──────── Exercise inputs ────────

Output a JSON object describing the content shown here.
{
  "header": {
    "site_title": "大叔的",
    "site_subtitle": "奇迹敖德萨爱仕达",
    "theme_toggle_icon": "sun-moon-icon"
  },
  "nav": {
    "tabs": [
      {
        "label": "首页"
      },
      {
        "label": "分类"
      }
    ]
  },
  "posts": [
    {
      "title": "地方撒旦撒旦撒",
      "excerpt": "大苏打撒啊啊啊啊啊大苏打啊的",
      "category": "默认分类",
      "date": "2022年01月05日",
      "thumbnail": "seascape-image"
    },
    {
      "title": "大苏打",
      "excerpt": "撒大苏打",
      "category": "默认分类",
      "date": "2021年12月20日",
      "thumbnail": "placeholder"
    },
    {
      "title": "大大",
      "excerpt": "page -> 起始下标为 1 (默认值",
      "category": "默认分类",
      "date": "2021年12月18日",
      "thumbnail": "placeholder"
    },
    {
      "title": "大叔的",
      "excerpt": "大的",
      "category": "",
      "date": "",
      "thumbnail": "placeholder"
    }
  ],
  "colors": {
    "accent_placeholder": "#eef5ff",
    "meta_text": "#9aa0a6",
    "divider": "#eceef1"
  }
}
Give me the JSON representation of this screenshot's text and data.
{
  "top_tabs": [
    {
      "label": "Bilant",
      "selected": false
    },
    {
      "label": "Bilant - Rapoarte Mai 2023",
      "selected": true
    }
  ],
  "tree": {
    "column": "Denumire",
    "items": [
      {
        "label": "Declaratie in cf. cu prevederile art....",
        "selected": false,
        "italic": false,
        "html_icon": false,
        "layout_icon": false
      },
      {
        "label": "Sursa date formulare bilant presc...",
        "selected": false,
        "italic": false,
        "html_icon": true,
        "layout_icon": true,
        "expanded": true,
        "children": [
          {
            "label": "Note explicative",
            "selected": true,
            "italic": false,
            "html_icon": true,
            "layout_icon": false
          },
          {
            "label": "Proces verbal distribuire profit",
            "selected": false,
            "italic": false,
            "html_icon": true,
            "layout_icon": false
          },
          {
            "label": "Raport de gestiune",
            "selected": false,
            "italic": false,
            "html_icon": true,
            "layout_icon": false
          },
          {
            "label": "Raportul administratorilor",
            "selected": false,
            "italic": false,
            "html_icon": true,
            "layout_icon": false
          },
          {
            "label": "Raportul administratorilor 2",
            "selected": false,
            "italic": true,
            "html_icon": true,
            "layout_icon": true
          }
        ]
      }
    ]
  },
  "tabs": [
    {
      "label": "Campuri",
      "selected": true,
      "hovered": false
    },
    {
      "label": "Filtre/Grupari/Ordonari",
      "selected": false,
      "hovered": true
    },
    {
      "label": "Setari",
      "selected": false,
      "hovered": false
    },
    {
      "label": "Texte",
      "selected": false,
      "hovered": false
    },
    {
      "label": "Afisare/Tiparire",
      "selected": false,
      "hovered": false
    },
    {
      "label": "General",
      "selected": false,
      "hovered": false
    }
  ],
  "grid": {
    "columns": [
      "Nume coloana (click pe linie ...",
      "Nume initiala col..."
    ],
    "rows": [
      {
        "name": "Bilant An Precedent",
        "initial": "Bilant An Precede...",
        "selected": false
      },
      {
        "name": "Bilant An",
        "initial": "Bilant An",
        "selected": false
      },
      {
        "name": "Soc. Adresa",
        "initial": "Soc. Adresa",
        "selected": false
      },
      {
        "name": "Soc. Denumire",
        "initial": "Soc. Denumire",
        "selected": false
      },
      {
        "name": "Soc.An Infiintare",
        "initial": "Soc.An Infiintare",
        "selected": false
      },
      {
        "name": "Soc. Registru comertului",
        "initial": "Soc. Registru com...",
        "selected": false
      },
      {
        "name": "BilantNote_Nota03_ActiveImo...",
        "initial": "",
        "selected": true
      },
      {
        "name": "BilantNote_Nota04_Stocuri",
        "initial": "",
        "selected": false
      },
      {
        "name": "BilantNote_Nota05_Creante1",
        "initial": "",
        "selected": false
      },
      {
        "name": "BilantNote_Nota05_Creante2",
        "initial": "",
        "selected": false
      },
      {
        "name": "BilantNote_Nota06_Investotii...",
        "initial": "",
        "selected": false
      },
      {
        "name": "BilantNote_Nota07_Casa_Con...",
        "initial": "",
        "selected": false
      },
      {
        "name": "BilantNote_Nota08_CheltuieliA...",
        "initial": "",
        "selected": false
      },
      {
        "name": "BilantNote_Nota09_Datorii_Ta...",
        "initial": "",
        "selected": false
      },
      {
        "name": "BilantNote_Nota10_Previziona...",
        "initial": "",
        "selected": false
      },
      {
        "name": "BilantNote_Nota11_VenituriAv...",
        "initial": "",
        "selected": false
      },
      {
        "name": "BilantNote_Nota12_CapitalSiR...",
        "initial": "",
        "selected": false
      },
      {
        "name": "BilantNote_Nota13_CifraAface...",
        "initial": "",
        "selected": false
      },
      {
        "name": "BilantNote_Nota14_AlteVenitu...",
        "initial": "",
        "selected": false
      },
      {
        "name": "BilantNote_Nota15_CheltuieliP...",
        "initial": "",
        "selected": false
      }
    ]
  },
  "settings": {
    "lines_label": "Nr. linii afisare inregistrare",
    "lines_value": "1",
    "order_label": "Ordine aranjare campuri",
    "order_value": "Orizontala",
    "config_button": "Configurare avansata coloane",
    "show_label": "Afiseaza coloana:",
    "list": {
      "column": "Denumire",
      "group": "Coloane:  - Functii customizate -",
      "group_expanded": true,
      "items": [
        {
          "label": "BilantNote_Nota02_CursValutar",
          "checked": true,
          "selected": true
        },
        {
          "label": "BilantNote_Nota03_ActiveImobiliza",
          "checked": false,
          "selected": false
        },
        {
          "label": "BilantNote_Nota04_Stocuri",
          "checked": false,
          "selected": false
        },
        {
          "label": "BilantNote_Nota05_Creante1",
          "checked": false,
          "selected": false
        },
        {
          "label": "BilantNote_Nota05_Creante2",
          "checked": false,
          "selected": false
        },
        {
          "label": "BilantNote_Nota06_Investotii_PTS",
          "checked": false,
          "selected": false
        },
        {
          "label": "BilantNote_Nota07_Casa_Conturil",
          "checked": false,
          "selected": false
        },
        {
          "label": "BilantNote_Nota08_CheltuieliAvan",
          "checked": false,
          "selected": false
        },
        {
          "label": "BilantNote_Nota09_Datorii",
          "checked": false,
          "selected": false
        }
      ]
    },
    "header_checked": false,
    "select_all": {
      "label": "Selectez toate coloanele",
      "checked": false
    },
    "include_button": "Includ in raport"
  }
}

────────

> Problem to work on:
Copy each entry exactly, with nothing added or dropped.

> Final result:
Output a JSON object describing the content shown here.
{
  "header": {
    "site_title": "大叔的",
    "site_subtitle": "奇迹敖德萨爱仕达",
    "theme_toggle_icon": "sun-moon-icon"
  },
  "nav": {
    "tabs": [
      {
        "label": "首页"
      },
      {
        "label": "分类"
      }
    ]
  },
  "posts": [
    {
      "title": "地方撒旦撒旦撒",
      "excerpt": "大苏打撒啊啊啊啊啊大苏打啊的",
      "category": "默认分类",
      "date": "2022年01月05日",
      "thumbnail": "seascape-image"
    },
    {
      "title": "大苏打",
      "excerpt": "撒大苏打",
      "category": "默认分类",
      "date": "2021年12月20日",
      "thumbnail": "placeholder"
    },
    {
      "title": "大大",
      "excerpt": "page -> 起始下标为 1 (默认值",
      "category": "默认分类",
      "date": "2021年12月18日",
      "thumbnail": "placeholder"
    },
    {
      "title": "大叔的",
      "excerpt": "大的",
      "category": "",
      "date": "",
      "thumbnail": "placeholder"
    }
  ],
  "colors": {
    "accent_placeholder": "#eef5ff",
    "meta_text": "#9aa0a6",
    "divider": "#eceef1"
  }
}
Give me the JSON representation of this screenshot's text and data.
{
  "top_tabs": [
    {
      "label": "Bilant",
      "selected": false
    },
    {
      "label": "Bilant - Rapoarte Mai 2023",
      "selected": true
    }
  ],
  "tree": {
    "column": "Denumire",
    "items": [
      {
        "label": "Declaratie in cf. cu prevederile art....",
        "selected": false,
        "italic": false,
        "html_icon": false,
        "layout_icon": false
      },
      {
        "label": "Sursa date formulare bilant presc...",
        "selected": false,
        "italic": false,
        "html_icon": true,
        "layout_icon": true,
        "expanded": true,
        "children": [
          {
            "label": "Note explicative",
            "selected": true,
            "italic": false,
            "html_icon": true,
            "layout_icon": false
          },
          {
            "label": "Proces verbal distribuire profit",
            "selected": false,
            "italic": false,
            "html_icon": true,
            "layout_icon": false
          },
          {
            "label": "Raport de gestiune",
            "selected": false,
            "italic": false,
            "html_icon": true,
            "layout_icon": false
          },
          {
            "label": "Raportul administratorilor",
            "selected": false,
            "italic": false,
            "html_icon": true,
            "layout_icon": false
          },
          {
            "label": "Raportul administratorilor 2",
            "selected": false,
            "italic": true,
            "html_icon": true,
            "layout_icon": true
          }
        ]
      }
    ]
  },
  "tabs": [
    {
      "label": "Campuri",
      "selected": true,
      "hovered": false
    },
    {
      "label": "Filtre/Grupari/Ordonari",
      "selected": false,
      "hovered": true
    },
    {
      "label": "Setari",
      "selected": false,
      "hovered": false
    },
    {
      "label": "Texte",
      "selected": false,
      "hovered": false
    },
    {
      "label": "Afisare/Tiparire",
      "selected": false,
      "hovered": false
    },
    {
      "label": "General",
      "selected": false,
      "hovered": false
    }
  ],
  "grid": {
    "columns": [
      "Nume coloana (click pe linie ...",
      "Nume initiala col..."
    ],
    "rows": [
      {
        "name": "Bilant An Precedent",
        "initial": "Bilant An Precede...",
        "selected": false
      },
      {
        "name": "Bilant An",
        "initial": "Bilant An",
        "selected": false
      },
      {
        "name": "Soc. Adresa",
        "initial": "Soc. Adresa",
        "selected": false
      },
      {
        "name": "Soc. Denumire",
        "initial": "Soc. Denumire",
        "selected": false
      },
      {
        "name": "Soc.An Infiintare",
        "initial": "Soc.An Infiintare",
        "selected": false
      },
      {
        "name": "Soc. Registru comertului",
        "initial": "Soc. Registru com...",
        "selected": false
      },
      {
        "name": "BilantNote_Nota03_ActiveImo...",
        "initial": "",
        "selected": true
      },
      {
        "name": "BilantNote_Nota04_Stocuri",
        "initial": "",
        "selected": false
      },
      {
        "name": "BilantNote_Nota05_Creante1",
        "initial": "",
        "selected": false
      },
      {
        "name": "BilantNote_Nota05_Creante2",
        "initial": "",
        "selected": false
      },
      {
        "name": "BilantNote_Nota06_Investotii...",
        "initial": "",
        "selected": false
      },
      {
        "name": "BilantNote_Nota07_Casa_Con...",
        "initial": "",
        "selected": false
      },
      {
        "name": "BilantNote_Nota08_CheltuieliA...",
        "initial": "",
        "selected": false
      },
      {
        "name": "BilantNote_Nota09_Datorii_Ta...",
        "initial": "",
        "selected": false
      },
      {
        "name": "BilantNote_Nota10_Previziona...",
        "initial": "",
        "selected": false
      },
      {
        "name": "BilantNote_Nota11_VenituriAv...",
        "initial": "",
        "selected": false
      },
      {
        "name": "BilantNote_Nota12_CapitalSiR...",
        "initial": "",
        "selected": false
      },
      {
        "name": "BilantNote_Nota13_CifraAface...",
        "initial": "",
        "selected": false
      },
      {
        "name": "BilantNote_Nota14_AlteVenitu...",
        "initial": "",
        "selected": false
      },
      {
        "name": "BilantNote_Nota15_CheltuieliP...",
        "initial": "",
        "selected": false
      }
    ]
  },
  "settings": {
    "lines_label": "Nr. linii afisare inregistrare",
    "lines_value": "1",
    "order_label": "Ordine aranjare campuri",
    "order_value": "Orizontala",
    "config_button": "Configurare avansata coloane",
    "show_label": "Afiseaza coloana:",
    "list": {
      "column": "Denumire",
      "group": "Coloane:  - Functii customizate -",
      "group_expanded": true,
      "items": [
        {
          "label": "BilantNote_Nota02_CursValutar",
          "checked": true,
          "selected": true
        },
        {
          "label": "BilantNote_Nota03_ActiveImobiliza",
          "checked": false,
          "selected": false
        },
        {
          "label": "BilantNote_Nota04_Stocuri",
          "checked": false,
          "selected": false
        },
        {
          "label": "BilantNote_Nota05_Creante1",
          "checked": false,
          "selected": false
        },
        {
          "label": "BilantNote_Nota05_Creante2",
          "checked": false,
          "selected": false
        },
        {
          "label": "BilantNote_Nota06_Investotii_PTS",
          "checked": false,
          "selected": false
        },
        {
          "label": "BilantNote_Nota07_Casa_Conturil",
          "checked": false,
          "selected": false
        },
        {
          "label": "BilantNote_Nota08_CheltuieliAvan",
          "checked": false,
          "selected": false
        },
        {
          "label": "BilantNote_Nota09_Datorii",
          "checked": false,
          "selected": false
        }
      ]
    },
    "header_checked": false,
    "select_all": {
      "label": "Selectez toate coloanele",
      "checked": false
    },
    "include_button": "Includ in raport"
  }
}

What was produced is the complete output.